- **Exercise**
Format the data, from its first line up to and including the line containing "462, 161, 479]", as a Markdown table with the columns Row and Line. Number each line and leave out any blank ones.

- **Dataset extract**
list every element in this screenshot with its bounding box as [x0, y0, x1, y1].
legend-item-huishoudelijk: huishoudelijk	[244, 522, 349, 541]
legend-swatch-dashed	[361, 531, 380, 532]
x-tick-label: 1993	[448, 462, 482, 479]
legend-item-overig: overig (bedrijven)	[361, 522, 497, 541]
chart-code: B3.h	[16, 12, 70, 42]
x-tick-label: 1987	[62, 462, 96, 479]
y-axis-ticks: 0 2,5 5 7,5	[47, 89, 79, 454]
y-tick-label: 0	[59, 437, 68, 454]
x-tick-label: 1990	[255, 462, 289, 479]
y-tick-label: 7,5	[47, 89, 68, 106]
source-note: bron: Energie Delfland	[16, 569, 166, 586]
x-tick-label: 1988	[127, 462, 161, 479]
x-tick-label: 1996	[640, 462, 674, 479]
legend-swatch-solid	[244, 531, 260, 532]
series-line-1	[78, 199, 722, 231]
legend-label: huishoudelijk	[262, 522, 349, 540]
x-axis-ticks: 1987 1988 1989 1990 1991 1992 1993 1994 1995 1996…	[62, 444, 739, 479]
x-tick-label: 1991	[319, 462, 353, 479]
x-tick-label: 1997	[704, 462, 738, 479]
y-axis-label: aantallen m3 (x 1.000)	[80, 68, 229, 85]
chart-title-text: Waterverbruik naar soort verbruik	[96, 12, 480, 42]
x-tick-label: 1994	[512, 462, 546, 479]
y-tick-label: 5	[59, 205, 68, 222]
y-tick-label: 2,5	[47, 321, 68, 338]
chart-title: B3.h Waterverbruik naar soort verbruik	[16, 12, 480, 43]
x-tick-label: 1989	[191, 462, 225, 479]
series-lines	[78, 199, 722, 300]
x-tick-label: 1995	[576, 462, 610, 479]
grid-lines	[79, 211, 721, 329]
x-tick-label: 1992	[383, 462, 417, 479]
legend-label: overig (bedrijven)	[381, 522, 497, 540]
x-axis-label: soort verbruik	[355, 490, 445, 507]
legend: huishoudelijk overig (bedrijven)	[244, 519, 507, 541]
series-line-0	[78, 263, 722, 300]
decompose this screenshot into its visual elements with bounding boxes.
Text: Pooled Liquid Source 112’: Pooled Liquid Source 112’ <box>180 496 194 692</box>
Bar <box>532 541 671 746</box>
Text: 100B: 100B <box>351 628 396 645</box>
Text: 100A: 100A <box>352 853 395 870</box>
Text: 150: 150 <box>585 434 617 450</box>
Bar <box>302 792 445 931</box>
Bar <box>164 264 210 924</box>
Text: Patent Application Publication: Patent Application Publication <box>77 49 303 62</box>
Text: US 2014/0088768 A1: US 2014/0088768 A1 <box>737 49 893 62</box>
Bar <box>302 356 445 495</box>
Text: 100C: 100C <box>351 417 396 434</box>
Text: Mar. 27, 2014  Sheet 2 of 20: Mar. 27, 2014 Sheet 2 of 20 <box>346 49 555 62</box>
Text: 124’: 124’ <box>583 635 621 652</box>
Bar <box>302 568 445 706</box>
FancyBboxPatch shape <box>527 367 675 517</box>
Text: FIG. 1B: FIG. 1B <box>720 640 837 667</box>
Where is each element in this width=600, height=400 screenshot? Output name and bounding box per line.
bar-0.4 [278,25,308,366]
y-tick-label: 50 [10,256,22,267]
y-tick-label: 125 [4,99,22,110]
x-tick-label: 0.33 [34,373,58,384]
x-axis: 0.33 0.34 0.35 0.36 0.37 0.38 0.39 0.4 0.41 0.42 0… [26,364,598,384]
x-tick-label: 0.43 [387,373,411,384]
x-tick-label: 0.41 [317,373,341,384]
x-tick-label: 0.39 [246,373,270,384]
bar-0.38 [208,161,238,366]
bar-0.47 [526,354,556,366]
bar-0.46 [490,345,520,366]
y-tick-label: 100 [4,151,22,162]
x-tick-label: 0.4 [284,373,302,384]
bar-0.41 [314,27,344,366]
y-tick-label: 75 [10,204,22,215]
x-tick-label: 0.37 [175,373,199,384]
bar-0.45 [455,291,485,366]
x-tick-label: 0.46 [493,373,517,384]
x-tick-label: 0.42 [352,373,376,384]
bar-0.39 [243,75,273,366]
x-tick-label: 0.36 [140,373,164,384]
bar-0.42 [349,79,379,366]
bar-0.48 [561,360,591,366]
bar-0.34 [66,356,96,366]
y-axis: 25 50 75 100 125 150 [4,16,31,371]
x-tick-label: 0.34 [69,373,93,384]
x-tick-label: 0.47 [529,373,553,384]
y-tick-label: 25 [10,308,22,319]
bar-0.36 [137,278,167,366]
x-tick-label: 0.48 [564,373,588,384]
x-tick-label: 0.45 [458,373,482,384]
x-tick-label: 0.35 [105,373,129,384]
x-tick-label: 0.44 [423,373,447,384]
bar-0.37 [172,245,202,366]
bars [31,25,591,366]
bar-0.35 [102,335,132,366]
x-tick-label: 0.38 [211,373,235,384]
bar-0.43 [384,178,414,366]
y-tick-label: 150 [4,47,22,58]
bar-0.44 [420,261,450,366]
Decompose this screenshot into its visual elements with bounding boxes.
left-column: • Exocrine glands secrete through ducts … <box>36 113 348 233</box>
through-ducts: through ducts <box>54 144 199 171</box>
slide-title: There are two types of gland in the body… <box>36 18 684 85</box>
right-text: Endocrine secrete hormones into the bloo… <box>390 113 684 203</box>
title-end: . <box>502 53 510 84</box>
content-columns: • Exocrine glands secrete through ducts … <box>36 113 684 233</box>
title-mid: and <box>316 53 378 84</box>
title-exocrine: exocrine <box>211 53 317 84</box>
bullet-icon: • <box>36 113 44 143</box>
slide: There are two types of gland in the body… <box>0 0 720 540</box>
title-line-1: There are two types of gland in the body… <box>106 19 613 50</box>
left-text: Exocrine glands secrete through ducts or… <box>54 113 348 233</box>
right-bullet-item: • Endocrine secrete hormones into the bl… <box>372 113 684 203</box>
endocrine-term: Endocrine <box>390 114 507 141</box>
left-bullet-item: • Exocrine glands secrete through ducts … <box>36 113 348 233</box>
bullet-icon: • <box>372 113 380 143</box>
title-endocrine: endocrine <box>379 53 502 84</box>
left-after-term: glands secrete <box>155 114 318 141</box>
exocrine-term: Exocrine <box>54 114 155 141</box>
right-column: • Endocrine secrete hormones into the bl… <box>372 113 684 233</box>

- **Written solution**
| Row | Line |
|---|---|
| 1 | list every element in this screenshot with its bounding box as [x0, y0, x1, y1]. |
| 2 | legend-item-huishoudelijk: huishoudelijk	[244, 522, 349, 541] |
| 3 | legend-swatch-dashed	[361, 531, 380, 532] |
| 4 | x-tick-label: 1993	[448, 462, 482, 479] |
| 5 | legend-item-overig: overig (bedrijven)	[361, 522, 497, 541] |
| 6 | chart-code: B3.h	[16, 12, 70, 42] |
| 7 | x-tick-label: 1987	[62, 462, 96, 479] |
| 8 | y-axis-ticks: 0 2,5 5 7,5	[47, 89, 79, 454] |
| 9 | y-tick-label: 0	[59, 437, 68, 454] |
| 10 | x-tick-label: 1990	[255, 462, 289, 479] |
| 11 | y-tick-label: 7,5	[47, 89, 68, 106] |
| 12 | source-note: bron: Energie Delfland	[16, 569, 166, 586] |
| 13 | x-tick-label: 1988	[127, 462, 161, 479] |